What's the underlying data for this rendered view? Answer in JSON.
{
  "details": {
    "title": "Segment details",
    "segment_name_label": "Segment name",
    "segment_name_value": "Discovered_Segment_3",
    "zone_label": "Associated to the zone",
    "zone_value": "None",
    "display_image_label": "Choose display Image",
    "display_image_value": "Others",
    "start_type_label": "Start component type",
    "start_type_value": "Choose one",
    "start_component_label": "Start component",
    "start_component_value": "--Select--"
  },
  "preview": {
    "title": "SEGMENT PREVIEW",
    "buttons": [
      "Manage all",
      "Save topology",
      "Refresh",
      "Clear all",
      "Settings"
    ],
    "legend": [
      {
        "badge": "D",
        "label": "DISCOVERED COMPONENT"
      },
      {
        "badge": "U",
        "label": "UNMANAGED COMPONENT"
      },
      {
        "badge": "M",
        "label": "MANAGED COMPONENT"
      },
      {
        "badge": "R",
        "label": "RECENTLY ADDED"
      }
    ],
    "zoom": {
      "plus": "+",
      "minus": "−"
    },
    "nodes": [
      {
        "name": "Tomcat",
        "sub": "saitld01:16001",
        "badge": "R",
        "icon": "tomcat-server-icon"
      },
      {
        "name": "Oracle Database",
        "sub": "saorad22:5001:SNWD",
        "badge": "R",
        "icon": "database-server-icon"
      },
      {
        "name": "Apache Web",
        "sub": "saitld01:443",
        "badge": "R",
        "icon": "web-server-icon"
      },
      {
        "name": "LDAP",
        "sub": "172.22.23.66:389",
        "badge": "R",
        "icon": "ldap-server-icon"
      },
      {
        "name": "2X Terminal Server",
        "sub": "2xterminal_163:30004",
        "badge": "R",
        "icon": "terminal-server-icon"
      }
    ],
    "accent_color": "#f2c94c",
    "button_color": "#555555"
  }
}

-=-=-

# [Task to carry out]
Take every line from the records above that has the word "title" and copy it.

# [Finished answer]
    "title": "Segment details",
    "title": "SEGMENT PREVIEW",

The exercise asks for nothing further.